* start Article *

Feb 2026. Rent review and third party reasons.
I act for a freeholder/ landlord whose tenant is a quoted property company. The tenant sub-lets the property to two different occupiers. The rent review in the head-lease between my client and prop co went to arbitration. In my submission to the arbitrator, I advocated that the hypothetical tenant could be an investor. In his reasoned award, the arbitrator rejected the possibility, preferring an occupier. As the actual tenant is an investor, the arbitrator’s reasoning did not make sense.
I act for the landlord of a double shop with two residential flats, the whole of which let to one tenant. The tenant occupies the double shop and sub-lets the flats. Before my client bought the freehold, the tenant had one shop and one flat, and had acquired the lease of the adjoining shop and its flat from the same landlord, and removed the dividing wall between the shops. On renewal of the previous two leases, a single lease. For the rent review, it is assumed that there are two shops. Under the lease, the tenant does not have the right to underlet just the ground floor either as a whole or in part. The review was referred to an Independent Expert. In my report, I acted as expert witness, I reasoned that the hypothetical tenant could be one tenant with two different businesses. In the reasoned determination, the IE opined highly unlikely that the hypothetical tenant would run a single business across two units or two different businesses each from one shop unit. Equally unlikely that the hypothetical tenant would want to occupy one or both flats for their own occupation or the occupation by an employee. IE, agreeing with the tenant’s surveyor, not recalling the last time they came across such a letting in the open market. The most likely scenario that a hypothetical tenant would acquire the property with the intention of removing the dividing wall to trade from one enlarged ground floor. So because under the Lease is the assumption the dividing wall remains, 7.5% allowance is appropriate.
For possibilities to be dismissed because the third party’s experience is limited is galling. I have experience of dual situations, including acting for one such tenant whose two shops on the same lease are used for different businesses, and when acting for a landlord on referral to a different IE where the single tenant also has two separate businesses. In another matter recently, approximately 10 miles from the double shop example, acting for a landlord on a review to an arbitrator, my evidence included a new open market letting to one tenant who divided the shop into two separate businesses.
The qualifications to be an arbitrator or independent expert imply wide-ranging experience. There is no excuse for a hypothesis to be ruled out just because of personal experience. Arbrix should in my view create a database of experiences so that even if a particular third party has no experience, it would be known another has, The particular third-party could then say something like ‘although I have no experience, I’m aware that others do.’
Feb 2026 – The RICS DRS marking 50 years this year is to be congratulated. I have paid tribute direct including. of course, it helps to have a monopoly for appointments in probably every lease of commercial property in England and Wales. It wasn’t always thus. My experience of dispute resolution pre-dates the RICS DRS. I remember when procedure was a lot different. For examples, (i) for appointment, the Institute of Arbitrators, (ii) two persons to be appointed as arbitrator; (ii) the President of the Law Society; and (iv) the President of a Chamber of Commerce local to the premises.

* end Article *
* start Source material *

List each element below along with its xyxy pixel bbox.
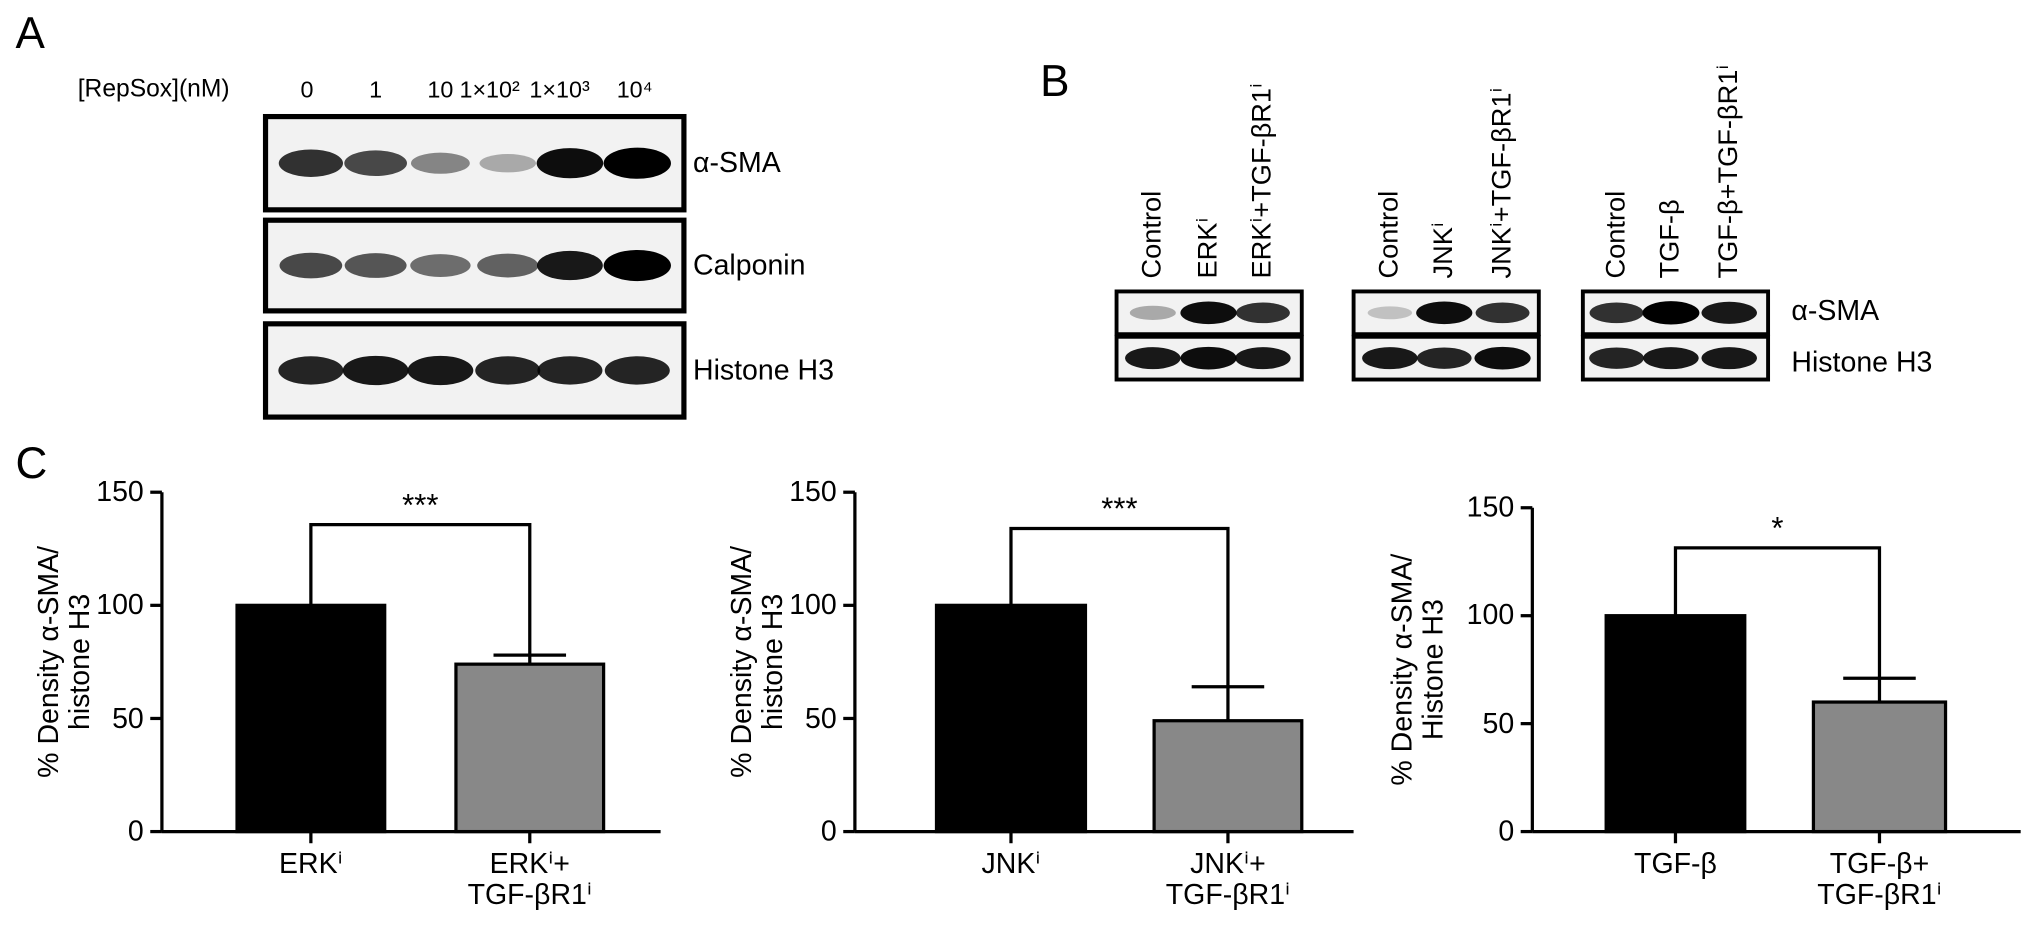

* end Source material *

Work to do
- A) From the rent review text, list the examples the writer gives of how dispute resolution procedure used to differ before the RICS DRS.
- B) In the rent review text, what allowance did the Independent Expert find appropriate because the Lease assumes the dividing wall remains?

Responses to the tasks
- A)
- The Institute of Arbitrators, for appointment
- Two persons to be appointed as arbitrator
- The President of the Law Society
- The President of a Chamber of Commerce local to the premises

- B) A 7.5% allowance.